__DIRECTIONS__:
Reproduce all the material exactly, minus any pictures it holds.

__DATA LINES__:
* Start *

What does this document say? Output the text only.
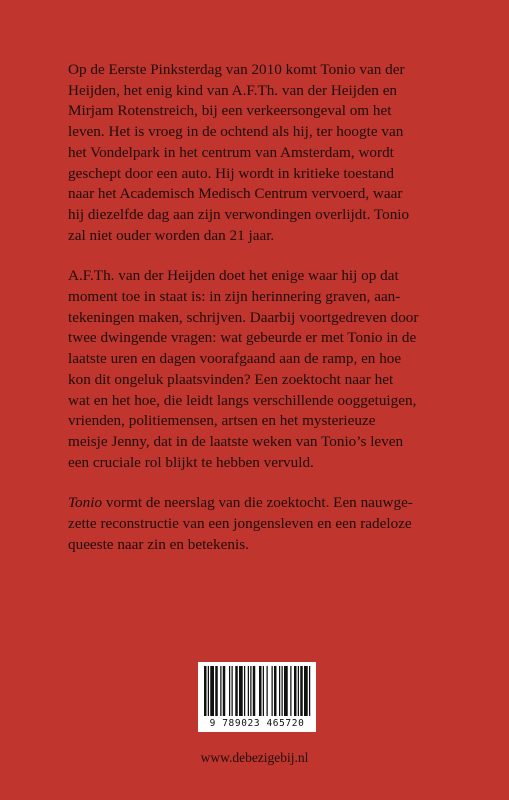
Op de Eerste Pinksterdag van 2010 komt Tonio van der
Heijden, het enig kind van A.F.Th. van der Heijden en
Mirjam Rotenstreich, bij een verkeersongeval om het
leven. Het is vroeg in de ochtend als hij, ter hoogte van
het Vondelpark in het centrum van Amsterdam, wordt
geschept door een auto. Hij wordt in kritieke toestand
naar het Academisch Medisch Centrum vervoerd, waar
hij diezelfde dag aan zijn verwondingen overlijdt. Tonio
zal niet ouder worden dan 21 jaar.

A.F.Th. van der Heijden doet het enige waar hij op dat
moment toe in staat is: in zijn herinnering graven, aan-
tekeningen maken, schrijven. Daarbij voortgedreven door
twee dwingende vragen: wat gebeurde er met Tonio in de
laatste uren en dagen voorafgaand aan de ramp, en hoe
kon dit ongeluk plaatsvinden? Een zoektocht naar het
wat en het hoe, die leidt langs verschillende ooggetuigen,
vrienden, politiemensen, artsen en het mysterieuze
meisje Jenny, dat in de laatste weken van Tonio’s leven
een cruciale rol blijkt te hebben vervuld.

Tonio vormt de neerslag van die zoektocht. Een nauwge-
zette reconstructie van een jongensleven en een radeloze
queeste naar zin en betekenis.

9 789023 465720
www.debezigebij.nl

* End *

__SOLUTION__:
What does this document say? Output the text only.
Op de Eerste Pinksterdag van 2010 komt Tonio van der
Heijden, het enig kind van A.F.Th. van der Heijden en
Mirjam Rotenstreich, bij een verkeersongeval om het
leven. Het is vroeg in de ochtend als hij, ter hoogte van
het Vondelpark in het centrum van Amsterdam, wordt
geschept door een auto. Hij wordt in kritieke toestand
naar het Academisch Medisch Centrum vervoerd, waar
hij diezelfde dag aan zijn verwondingen overlijdt. Tonio
zal niet ouder worden dan 21 jaar.

A.F.Th. van der Heijden doet het enige waar hij op dat
moment toe in staat is: in zijn herinnering graven, aan-
tekeningen maken, schrijven. Daarbij voortgedreven door
twee dwingende vragen: wat gebeurde er met Tonio in de
laatste uren en dagen voorafgaand aan de ramp, en hoe
kon dit ongeluk plaatsvinden? Een zoektocht naar het
wat en het hoe, die leidt langs verschillende ooggetuigen,
vrienden, politiemensen, artsen en het mysterieuze
meisje Jenny, dat in de laatste weken van Tonio’s leven
een cruciale rol blijkt te hebben vervuld.

Tonio vormt de neerslag van die zoektocht. Een nauwge-
zette reconstructie van een jongensleven en een radeloze
queeste naar zin en betekenis.

9 789023 465720
www.debezigebij.nl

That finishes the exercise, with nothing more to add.